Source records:
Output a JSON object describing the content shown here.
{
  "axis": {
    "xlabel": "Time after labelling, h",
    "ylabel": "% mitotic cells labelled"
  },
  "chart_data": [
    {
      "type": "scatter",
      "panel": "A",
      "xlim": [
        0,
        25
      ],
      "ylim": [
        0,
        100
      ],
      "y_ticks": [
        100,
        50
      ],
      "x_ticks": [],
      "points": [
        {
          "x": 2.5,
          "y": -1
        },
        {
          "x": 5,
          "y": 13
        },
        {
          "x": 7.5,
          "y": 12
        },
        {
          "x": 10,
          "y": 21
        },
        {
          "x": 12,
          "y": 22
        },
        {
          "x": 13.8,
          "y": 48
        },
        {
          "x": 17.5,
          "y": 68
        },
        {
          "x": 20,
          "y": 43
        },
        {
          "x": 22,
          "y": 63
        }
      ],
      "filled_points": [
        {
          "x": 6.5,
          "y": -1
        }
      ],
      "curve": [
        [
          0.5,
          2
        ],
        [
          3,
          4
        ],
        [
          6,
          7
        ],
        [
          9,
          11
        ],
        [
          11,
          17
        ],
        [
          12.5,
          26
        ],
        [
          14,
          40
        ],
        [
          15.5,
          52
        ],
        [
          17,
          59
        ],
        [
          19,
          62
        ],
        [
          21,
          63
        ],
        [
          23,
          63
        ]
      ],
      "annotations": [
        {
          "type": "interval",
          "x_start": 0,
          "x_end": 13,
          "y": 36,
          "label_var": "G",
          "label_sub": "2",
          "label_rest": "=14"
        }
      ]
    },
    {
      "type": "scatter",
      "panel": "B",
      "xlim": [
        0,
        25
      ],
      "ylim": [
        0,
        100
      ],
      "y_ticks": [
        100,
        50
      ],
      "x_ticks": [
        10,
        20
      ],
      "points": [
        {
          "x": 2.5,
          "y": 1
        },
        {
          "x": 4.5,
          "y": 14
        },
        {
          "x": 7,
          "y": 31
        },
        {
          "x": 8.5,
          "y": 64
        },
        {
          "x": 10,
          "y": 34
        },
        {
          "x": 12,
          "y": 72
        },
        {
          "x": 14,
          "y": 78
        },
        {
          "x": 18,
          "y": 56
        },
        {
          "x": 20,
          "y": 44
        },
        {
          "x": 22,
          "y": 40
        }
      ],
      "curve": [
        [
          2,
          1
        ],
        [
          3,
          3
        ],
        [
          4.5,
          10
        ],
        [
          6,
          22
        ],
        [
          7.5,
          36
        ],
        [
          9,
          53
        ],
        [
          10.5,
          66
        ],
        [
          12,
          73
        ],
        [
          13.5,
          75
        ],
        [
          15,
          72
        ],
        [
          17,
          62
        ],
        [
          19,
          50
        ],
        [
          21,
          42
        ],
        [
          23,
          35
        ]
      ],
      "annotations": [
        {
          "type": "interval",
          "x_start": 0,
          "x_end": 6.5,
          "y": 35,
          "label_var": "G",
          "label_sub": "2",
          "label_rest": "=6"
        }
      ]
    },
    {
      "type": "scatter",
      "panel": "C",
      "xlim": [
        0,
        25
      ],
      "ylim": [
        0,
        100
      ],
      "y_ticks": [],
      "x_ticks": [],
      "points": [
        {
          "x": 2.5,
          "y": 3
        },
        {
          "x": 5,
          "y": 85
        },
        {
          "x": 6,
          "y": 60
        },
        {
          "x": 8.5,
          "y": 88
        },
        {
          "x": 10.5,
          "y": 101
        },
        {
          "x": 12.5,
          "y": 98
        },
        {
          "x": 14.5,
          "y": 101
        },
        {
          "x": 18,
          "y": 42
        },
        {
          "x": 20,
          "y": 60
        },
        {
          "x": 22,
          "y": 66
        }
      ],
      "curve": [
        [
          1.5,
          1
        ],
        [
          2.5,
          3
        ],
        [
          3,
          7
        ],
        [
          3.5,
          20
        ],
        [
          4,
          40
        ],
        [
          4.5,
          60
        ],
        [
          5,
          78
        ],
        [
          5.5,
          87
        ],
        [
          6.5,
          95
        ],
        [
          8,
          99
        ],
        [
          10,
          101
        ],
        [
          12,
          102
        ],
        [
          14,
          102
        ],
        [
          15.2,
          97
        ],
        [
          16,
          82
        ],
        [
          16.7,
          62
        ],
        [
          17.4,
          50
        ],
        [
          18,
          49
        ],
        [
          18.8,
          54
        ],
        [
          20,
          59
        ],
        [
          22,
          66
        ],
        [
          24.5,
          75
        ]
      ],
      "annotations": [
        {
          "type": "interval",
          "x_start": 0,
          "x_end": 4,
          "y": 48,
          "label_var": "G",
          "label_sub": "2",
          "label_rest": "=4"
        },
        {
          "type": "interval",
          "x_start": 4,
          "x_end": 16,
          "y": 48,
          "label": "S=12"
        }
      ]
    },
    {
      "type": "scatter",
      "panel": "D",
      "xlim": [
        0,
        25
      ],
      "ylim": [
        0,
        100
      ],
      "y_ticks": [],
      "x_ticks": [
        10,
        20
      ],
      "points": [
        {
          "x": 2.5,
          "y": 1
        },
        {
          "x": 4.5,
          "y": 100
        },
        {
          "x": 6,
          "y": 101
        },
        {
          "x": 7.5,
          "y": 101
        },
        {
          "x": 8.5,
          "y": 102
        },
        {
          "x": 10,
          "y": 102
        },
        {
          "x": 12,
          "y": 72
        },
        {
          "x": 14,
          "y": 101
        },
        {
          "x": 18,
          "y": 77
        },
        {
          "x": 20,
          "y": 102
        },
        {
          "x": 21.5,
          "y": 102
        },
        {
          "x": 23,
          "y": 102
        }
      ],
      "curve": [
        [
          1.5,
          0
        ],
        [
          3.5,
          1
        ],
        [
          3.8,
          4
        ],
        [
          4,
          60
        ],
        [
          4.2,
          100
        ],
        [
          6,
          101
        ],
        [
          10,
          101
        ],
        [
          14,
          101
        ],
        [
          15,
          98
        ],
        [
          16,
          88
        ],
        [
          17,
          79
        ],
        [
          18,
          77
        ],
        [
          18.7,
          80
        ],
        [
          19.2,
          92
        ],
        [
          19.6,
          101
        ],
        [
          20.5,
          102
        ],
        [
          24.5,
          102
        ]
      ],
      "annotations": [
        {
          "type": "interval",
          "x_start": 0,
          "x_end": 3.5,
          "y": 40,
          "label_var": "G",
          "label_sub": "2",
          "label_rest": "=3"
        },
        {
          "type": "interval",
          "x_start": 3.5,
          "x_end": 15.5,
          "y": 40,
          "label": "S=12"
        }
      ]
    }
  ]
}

Task directions: Your task is to repeat the data exactly; please include every line.

Response to the task:
Output a JSON object describing the content shown here.
{
  "axis": {
    "xlabel": "Time after labelling, h",
    "ylabel": "% mitotic cells labelled"
  },
  "chart_data": [
    {
      "type": "scatter",
      "panel": "A",
      "xlim": [
        0,
        25
      ],
      "ylim": [
        0,
        100
      ],
      "y_ticks": [
        100,
        50
      ],
      "x_ticks": [],
      "points": [
        {
          "x": 2.5,
          "y": -1
        },
        {
          "x": 5,
          "y": 13
        },
        {
          "x": 7.5,
          "y": 12
        },
        {
          "x": 10,
          "y": 21
        },
        {
          "x": 12,
          "y": 22
        },
        {
          "x": 13.8,
          "y": 48
        },
        {
          "x": 17.5,
          "y": 68
        },
        {
          "x": 20,
          "y": 43
        },
        {
          "x": 22,
          "y": 63
        }
      ],
      "filled_points": [
        {
          "x": 6.5,
          "y": -1
        }
      ],
      "curve": [
        [
          0.5,
          2
        ],
        [
          3,
          4
        ],
        [
          6,
          7
        ],
        [
          9,
          11
        ],
        [
          11,
          17
        ],
        [
          12.5,
          26
        ],
        [
          14,
          40
        ],
        [
          15.5,
          52
        ],
        [
          17,
          59
        ],
        [
          19,
          62
        ],
        [
          21,
          63
        ],
        [
          23,
          63
        ]
      ],
      "annotations": [
        {
          "type": "interval",
          "x_start": 0,
          "x_end": 13,
          "y": 36,
          "label_var": "G",
          "label_sub": "2",
          "label_rest": "=14"
        }
      ]
    },
    {
      "type": "scatter",
      "panel": "B",
      "xlim": [
        0,
        25
      ],
      "ylim": [
        0,
        100
      ],
      "y_ticks": [
        100,
        50
      ],
      "x_ticks": [
        10,
        20
      ],
      "points": [
        {
          "x": 2.5,
          "y": 1
        },
        {
          "x": 4.5,
          "y": 14
        },
        {
          "x": 7,
          "y": 31
        },
        {
          "x": 8.5,
          "y": 64
        },
        {
          "x": 10,
          "y": 34
        },
        {
          "x": 12,
          "y": 72
        },
        {
          "x": 14,
          "y": 78
        },
        {
          "x": 18,
          "y": 56
        },
        {
          "x": 20,
          "y": 44
        },
        {
          "x": 22,
          "y": 40
        }
      ],
      "curve": [
        [
          2,
          1
        ],
        [
          3,
          3
        ],
        [
          4.5,
          10
        ],
        [
          6,
          22
        ],
        [
          7.5,
          36
        ],
        [
          9,
          53
        ],
        [
          10.5,
          66
        ],
        [
          12,
          73
        ],
        [
          13.5,
          75
        ],
        [
          15,
          72
        ],
        [
          17,
          62
        ],
        [
          19,
          50
        ],
        [
          21,
          42
        ],
        [
          23,
          35
        ]
      ],
      "annotations": [
        {
          "type": "interval",
          "x_start": 0,
          "x_end": 6.5,
          "y": 35,
          "label_var": "G",
          "label_sub": "2",
          "label_rest": "=6"
        }
      ]
    },
    {
      "type": "scatter",
      "panel": "C",
      "xlim": [
        0,
        25
      ],
      "ylim": [
        0,
        100
      ],
      "y_ticks": [],
      "x_ticks": [],
      "points": [
        {
          "x": 2.5,
          "y": 3
        },
        {
          "x": 5,
          "y": 85
        },
        {
          "x": 6,
          "y": 60
        },
        {
          "x": 8.5,
          "y": 88
        },
        {
          "x": 10.5,
          "y": 101
        },
        {
          "x": 12.5,
          "y": 98
        },
        {
          "x": 14.5,
          "y": 101
        },
        {
          "x": 18,
          "y": 42
        },
        {
          "x": 20,
          "y": 60
        },
        {
          "x": 22,
          "y": 66
        }
      ],
      "curve": [
        [
          1.5,
          1
        ],
        [
          2.5,
          3
        ],
        [
          3,
          7
        ],
        [
          3.5,
          20
        ],
        [
          4,
          40
        ],
        [
          4.5,
          60
        ],
        [
          5,
          78
        ],
        [
          5.5,
          87
        ],
        [
          6.5,
          95
        ],
        [
          8,
          99
        ],
        [
          10,
          101
        ],
        [
          12,
          102
        ],
        [
          14,
          102
        ],
        [
          15.2,
          97
        ],
        [
          16,
          82
        ],
        [
          16.7,
          62
        ],
        [
          17.4,
          50
        ],
        [
          18,
          49
        ],
        [
          18.8,
          54
        ],
        [
          20,
          59
        ],
        [
          22,
          66
        ],
        [
          24.5,
          75
        ]
      ],
      "annotations": [
        {
          "type": "interval",
          "x_start": 0,
          "x_end": 4,
          "y": 48,
          "label_var": "G",
          "label_sub": "2",
          "label_rest": "=4"
        },
        {
          "type": "interval",
          "x_start": 4,
          "x_end": 16,
          "y": 48,
          "label": "S=12"
        }
      ]
    },
    {
      "type": "scatter",
      "panel": "D",
      "xlim": [
        0,
        25
      ],
      "ylim": [
        0,
        100
      ],
      "y_ticks": [],
      "x_ticks": [
        10,
        20
      ],
      "points": [
        {
          "x": 2.5,
          "y": 1
        },
        {
          "x": 4.5,
          "y": 100
        },
        {
          "x": 6,
          "y": 101
        },
        {
          "x": 7.5,
          "y": 101
        },
        {
          "x": 8.5,
          "y": 102
        },
        {
          "x": 10,
          "y": 102
        },
        {
          "x": 12,
          "y": 72
        },
        {
          "x": 14,
          "y": 101
        },
        {
          "x": 18,
          "y": 77
        },
        {
          "x": 20,
          "y": 102
        },
        {
          "x": 21.5,
          "y": 102
        },
        {
          "x": 23,
          "y": 102
        }
      ],
      "curve": [
        [
          1.5,
          0
        ],
        [
          3.5,
          1
        ],
        [
          3.8,
          4
        ],
        [
          4,
          60
        ],
        [
          4.2,
          100
        ],
        [
          6,
          101
        ],
        [
          10,
          101
        ],
        [
          14,
          101
        ],
        [
          15,
          98
        ],
        [
          16,
          88
        ],
        [
          17,
          79
        ],
        [
          18,
          77
        ],
        [
          18.7,
          80
        ],
        [
          19.2,
          92
        ],
        [
          19.6,
          101
        ],
        [
          20.5,
          102
        ],
        [
          24.5,
          102
        ]
      ],
      "annotations": [
        {
          "type": "interval",
          "x_start": 0,
          "x_end": 3.5,
          "y": 40,
          "label_var": "G",
          "label_sub": "2",
          "label_rest": "=3"
        },
        {
          "type": "interval",
          "x_start": 3.5,
          "x_end": 15.5,
          "y": 40,
          "label": "S=12"
        }
      ]
    }
  ]
}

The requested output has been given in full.